## start GIVEN INFORMATION
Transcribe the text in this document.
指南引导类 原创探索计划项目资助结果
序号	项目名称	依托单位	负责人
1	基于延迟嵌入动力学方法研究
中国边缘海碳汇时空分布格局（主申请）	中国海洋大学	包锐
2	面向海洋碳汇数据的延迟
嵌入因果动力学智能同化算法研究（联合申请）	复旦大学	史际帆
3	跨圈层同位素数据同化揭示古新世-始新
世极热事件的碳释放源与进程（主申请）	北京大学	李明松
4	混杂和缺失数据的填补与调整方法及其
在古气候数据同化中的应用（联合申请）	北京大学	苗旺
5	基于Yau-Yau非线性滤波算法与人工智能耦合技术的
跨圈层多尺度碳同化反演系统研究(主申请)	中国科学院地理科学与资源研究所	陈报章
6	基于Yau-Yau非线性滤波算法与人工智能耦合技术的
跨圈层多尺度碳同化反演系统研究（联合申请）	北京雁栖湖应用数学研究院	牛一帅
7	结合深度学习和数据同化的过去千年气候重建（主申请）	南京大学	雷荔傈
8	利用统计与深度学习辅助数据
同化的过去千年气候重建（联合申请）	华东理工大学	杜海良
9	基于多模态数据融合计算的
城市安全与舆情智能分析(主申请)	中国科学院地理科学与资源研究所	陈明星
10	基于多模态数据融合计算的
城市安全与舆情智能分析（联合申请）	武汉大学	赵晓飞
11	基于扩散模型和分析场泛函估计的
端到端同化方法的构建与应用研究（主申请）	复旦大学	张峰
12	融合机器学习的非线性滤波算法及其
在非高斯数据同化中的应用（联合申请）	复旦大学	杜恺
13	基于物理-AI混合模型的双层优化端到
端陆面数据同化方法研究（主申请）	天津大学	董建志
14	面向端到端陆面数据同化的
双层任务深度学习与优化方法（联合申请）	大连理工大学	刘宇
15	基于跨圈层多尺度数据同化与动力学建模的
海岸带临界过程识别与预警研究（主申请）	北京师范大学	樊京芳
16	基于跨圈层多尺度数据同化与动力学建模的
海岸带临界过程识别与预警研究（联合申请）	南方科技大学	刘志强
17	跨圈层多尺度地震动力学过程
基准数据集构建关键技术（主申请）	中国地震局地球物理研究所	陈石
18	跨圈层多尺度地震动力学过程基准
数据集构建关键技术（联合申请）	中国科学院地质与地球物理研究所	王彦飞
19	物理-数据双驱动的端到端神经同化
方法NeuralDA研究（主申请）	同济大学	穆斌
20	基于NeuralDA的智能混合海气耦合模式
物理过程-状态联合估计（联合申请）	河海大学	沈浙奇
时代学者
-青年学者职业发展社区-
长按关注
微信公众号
## end GIVEN INFORMATION
■ **EXERCISE DESCRIPTION**
Show the lines from the data above that contain the string "中国科学院地理科学与资源研究所".

■ **SOLUTION TO THIS TASK**
跨圈层多尺度碳同化反演系统研究(主申请)	中国科学院地理科学与资源研究所	陈报章
城市安全与舆情智能分析(主申请)	中国科学院地理科学与资源研究所	陈明星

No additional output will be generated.